Assigned task: Counting every line in the records below that holds "request", give the total and add nothing.

Available records START

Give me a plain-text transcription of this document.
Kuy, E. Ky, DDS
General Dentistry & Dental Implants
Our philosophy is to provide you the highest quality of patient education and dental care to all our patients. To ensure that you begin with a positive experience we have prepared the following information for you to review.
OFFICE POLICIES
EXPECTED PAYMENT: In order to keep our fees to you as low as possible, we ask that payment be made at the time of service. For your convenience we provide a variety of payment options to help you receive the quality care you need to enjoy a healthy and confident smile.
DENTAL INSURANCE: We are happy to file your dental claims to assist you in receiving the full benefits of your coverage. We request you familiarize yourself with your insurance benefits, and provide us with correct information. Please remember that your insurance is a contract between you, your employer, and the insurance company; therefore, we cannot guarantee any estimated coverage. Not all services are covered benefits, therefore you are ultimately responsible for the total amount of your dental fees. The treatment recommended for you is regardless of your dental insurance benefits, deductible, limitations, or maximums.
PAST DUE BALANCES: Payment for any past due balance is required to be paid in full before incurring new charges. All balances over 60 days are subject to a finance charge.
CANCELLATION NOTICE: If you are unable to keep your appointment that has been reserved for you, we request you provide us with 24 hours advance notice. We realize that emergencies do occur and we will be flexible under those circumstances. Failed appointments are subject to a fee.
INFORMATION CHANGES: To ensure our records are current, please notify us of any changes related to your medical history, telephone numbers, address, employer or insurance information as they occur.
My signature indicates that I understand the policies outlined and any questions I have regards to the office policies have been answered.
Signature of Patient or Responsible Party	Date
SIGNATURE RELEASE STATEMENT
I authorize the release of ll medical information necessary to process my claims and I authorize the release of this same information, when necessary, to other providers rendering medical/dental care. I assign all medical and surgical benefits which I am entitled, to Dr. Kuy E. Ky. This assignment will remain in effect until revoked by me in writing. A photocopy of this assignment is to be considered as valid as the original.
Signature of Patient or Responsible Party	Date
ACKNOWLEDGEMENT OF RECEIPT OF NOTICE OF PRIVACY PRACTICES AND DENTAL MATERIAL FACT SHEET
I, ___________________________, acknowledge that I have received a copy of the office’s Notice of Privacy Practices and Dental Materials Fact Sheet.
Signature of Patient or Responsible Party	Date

Available records END

Expected output: 2